*Raw data*
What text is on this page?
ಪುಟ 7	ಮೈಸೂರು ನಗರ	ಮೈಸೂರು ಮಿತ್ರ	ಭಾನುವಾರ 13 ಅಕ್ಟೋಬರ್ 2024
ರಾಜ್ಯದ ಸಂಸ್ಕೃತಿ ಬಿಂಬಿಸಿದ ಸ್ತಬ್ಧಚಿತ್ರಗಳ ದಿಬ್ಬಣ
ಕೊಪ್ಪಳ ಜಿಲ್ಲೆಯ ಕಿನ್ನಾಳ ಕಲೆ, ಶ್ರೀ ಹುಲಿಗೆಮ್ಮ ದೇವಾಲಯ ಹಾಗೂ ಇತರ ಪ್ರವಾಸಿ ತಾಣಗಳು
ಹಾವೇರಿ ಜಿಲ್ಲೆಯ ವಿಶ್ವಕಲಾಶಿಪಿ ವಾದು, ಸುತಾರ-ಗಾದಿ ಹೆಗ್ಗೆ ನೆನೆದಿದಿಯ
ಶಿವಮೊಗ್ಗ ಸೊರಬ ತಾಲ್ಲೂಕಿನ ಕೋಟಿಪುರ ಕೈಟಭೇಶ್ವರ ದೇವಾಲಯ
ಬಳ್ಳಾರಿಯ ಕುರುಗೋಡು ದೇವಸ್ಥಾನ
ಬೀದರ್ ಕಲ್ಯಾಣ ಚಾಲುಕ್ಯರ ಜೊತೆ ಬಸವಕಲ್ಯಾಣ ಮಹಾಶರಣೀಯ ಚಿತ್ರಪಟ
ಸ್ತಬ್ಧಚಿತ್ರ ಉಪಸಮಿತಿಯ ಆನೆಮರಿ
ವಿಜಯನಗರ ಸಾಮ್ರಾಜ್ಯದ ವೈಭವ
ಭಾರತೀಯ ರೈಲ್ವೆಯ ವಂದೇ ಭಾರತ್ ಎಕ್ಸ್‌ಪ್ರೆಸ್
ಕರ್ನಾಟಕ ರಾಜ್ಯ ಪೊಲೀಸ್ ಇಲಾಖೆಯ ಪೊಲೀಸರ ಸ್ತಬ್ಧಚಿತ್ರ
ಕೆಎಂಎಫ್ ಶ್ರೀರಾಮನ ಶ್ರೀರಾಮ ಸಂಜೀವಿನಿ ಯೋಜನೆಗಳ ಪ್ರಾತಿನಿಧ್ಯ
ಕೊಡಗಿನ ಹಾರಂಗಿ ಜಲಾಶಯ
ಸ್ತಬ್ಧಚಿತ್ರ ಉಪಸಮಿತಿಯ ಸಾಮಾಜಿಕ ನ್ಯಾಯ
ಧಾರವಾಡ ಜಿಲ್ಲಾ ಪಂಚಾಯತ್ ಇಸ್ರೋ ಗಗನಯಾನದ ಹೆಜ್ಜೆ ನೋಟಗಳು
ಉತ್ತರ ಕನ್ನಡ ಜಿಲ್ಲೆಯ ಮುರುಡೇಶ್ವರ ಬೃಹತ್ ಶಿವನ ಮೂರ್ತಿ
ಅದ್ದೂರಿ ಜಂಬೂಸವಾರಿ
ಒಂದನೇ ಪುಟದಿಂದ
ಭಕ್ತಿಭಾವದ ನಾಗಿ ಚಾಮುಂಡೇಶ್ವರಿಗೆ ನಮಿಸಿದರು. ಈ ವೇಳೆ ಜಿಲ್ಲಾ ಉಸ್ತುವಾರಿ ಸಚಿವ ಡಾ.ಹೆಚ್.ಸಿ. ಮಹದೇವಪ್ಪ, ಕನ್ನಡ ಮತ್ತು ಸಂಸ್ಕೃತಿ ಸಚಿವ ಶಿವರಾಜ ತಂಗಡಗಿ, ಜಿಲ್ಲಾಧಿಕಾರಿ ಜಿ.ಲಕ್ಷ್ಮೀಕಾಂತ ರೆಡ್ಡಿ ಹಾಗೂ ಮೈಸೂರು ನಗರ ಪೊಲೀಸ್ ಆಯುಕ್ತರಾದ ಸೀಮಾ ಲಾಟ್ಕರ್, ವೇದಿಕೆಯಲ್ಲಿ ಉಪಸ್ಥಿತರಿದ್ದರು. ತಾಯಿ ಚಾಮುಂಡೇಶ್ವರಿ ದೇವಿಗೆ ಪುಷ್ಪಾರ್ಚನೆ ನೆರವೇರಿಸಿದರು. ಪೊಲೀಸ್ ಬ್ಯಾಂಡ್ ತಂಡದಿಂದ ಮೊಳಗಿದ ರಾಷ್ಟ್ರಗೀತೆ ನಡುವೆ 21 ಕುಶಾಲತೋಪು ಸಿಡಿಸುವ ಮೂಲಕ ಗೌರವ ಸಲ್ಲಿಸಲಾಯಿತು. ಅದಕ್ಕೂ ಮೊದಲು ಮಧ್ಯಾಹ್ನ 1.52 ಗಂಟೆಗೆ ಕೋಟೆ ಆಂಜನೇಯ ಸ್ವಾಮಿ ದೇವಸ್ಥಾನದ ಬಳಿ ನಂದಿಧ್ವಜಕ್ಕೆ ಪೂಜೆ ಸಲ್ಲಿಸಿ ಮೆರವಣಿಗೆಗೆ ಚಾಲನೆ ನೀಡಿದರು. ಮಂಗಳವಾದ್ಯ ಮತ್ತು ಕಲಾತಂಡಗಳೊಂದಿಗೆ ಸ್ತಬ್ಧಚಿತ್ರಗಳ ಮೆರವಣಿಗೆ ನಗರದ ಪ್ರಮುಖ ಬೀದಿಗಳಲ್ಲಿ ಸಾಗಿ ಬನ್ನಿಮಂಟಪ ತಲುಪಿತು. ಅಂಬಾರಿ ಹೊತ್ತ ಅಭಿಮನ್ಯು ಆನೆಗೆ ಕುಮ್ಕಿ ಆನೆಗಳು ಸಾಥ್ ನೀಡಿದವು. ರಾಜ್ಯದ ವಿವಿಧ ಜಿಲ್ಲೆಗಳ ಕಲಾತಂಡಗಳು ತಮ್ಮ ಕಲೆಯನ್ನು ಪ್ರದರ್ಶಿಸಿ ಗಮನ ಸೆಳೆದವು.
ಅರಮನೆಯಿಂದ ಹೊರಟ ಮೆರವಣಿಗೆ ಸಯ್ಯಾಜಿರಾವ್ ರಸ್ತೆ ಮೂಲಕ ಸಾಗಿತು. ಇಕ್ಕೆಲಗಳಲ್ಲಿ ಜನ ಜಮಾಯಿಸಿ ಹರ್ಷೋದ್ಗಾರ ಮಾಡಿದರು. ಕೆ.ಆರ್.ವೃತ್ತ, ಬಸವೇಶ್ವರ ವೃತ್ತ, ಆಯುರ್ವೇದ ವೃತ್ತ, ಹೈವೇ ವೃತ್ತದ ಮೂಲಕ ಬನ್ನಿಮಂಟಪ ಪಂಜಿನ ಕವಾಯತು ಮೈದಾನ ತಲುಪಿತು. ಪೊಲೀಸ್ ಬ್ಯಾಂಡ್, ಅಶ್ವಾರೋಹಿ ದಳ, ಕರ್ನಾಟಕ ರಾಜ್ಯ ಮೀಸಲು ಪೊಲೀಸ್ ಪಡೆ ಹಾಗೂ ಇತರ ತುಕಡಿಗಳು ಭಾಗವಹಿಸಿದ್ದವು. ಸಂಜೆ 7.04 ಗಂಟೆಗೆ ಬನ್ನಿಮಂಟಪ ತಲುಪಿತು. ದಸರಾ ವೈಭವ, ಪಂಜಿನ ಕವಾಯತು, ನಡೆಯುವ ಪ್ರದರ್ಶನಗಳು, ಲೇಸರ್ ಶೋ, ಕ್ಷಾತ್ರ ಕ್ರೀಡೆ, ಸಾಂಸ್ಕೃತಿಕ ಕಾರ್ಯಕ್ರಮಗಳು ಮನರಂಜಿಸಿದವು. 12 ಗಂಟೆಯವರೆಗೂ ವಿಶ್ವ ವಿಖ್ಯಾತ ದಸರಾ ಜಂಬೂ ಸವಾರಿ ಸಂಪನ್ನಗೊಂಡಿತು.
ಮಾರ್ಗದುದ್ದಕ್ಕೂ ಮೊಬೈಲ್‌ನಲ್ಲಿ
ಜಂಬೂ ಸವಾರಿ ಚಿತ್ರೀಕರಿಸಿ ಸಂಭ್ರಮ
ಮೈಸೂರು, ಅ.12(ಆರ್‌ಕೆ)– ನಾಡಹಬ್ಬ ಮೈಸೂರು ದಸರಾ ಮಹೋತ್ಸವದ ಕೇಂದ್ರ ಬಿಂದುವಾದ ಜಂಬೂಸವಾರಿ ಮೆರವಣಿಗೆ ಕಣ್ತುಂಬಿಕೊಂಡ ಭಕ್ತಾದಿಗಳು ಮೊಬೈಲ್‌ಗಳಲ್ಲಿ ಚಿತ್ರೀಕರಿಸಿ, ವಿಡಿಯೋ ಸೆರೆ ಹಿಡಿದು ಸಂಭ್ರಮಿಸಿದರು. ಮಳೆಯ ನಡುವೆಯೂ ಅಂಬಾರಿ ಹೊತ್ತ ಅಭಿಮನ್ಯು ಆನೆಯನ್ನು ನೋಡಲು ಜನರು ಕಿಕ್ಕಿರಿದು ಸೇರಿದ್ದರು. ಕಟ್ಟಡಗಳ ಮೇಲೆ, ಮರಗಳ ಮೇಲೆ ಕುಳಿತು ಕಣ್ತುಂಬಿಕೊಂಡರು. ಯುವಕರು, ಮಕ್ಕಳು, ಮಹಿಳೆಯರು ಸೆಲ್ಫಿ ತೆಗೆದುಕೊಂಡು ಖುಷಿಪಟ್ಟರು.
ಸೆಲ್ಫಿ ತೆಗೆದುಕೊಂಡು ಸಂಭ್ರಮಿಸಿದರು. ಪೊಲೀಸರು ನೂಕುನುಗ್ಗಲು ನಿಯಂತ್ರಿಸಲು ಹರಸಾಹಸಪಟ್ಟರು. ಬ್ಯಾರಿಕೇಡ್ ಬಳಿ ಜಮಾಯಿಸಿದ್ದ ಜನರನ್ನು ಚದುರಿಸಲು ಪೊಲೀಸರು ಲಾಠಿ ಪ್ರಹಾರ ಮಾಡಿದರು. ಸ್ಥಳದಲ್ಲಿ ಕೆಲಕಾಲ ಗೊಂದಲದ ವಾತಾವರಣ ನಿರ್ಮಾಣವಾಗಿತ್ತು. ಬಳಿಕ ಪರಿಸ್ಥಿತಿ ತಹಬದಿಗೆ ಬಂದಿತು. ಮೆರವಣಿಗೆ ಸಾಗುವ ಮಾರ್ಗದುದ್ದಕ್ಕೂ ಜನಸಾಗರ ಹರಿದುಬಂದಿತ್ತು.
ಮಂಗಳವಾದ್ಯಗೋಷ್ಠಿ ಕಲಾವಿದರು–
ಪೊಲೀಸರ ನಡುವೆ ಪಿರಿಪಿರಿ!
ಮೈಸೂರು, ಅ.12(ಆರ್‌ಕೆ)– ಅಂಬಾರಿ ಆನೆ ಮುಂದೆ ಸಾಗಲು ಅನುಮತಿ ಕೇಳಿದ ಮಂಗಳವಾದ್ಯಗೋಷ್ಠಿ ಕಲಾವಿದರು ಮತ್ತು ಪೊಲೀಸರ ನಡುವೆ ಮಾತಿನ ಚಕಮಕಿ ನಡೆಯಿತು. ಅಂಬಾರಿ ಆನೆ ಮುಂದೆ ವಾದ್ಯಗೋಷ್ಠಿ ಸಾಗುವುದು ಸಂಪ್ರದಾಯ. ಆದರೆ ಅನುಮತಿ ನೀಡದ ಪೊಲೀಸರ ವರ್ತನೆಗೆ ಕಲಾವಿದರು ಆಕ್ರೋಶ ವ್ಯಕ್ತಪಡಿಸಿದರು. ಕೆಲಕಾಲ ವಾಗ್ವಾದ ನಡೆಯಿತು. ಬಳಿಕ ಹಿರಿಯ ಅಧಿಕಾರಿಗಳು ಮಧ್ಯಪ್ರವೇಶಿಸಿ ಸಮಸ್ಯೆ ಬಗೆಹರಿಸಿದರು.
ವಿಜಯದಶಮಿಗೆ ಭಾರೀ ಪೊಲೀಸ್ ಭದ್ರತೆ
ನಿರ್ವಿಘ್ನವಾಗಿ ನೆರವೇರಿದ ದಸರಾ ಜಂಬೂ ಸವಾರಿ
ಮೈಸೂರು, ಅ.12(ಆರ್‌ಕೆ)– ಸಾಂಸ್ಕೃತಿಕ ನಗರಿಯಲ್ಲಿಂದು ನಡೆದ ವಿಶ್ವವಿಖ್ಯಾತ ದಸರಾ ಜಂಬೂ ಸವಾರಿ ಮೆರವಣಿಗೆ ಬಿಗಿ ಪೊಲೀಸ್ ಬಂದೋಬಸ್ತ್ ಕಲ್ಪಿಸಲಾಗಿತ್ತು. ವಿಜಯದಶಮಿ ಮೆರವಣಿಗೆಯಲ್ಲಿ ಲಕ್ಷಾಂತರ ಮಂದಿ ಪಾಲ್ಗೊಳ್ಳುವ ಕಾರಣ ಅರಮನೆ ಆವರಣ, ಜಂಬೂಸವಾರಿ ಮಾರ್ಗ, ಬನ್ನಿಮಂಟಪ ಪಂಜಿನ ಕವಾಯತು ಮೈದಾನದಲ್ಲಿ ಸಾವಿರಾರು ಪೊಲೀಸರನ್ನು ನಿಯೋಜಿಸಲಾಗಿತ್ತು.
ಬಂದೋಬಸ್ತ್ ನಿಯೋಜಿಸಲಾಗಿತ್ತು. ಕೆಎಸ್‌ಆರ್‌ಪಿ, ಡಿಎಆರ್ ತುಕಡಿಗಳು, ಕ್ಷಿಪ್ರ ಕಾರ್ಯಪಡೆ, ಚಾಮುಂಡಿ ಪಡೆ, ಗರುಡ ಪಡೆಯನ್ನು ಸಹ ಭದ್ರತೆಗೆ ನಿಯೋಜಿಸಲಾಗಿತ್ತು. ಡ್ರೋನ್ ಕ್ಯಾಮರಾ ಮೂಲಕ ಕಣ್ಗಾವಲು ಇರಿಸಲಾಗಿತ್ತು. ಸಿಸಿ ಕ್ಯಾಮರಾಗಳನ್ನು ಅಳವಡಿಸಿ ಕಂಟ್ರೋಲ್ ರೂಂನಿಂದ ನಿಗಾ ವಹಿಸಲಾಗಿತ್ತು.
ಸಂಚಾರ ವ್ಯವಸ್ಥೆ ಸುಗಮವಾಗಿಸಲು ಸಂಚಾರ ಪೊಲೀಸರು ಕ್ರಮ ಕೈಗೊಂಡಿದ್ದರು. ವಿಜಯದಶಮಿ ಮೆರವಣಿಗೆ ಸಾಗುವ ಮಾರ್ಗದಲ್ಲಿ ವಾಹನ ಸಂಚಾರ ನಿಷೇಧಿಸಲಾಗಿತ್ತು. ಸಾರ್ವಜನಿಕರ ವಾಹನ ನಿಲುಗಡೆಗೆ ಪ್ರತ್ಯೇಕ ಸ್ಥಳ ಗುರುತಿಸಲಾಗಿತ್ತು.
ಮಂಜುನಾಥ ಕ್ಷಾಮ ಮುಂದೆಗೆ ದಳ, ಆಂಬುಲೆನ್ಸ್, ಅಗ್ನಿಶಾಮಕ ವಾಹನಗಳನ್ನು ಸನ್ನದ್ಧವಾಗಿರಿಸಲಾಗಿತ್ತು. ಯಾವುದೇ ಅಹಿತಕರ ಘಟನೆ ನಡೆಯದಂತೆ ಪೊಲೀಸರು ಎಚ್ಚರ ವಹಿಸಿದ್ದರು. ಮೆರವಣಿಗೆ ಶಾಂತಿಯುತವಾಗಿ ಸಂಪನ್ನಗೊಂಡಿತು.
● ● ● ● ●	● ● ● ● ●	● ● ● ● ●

*Written task*
How many lines in the listing contain "ಉಪಸಮ"? Answer with the number alone.

*Task output*
2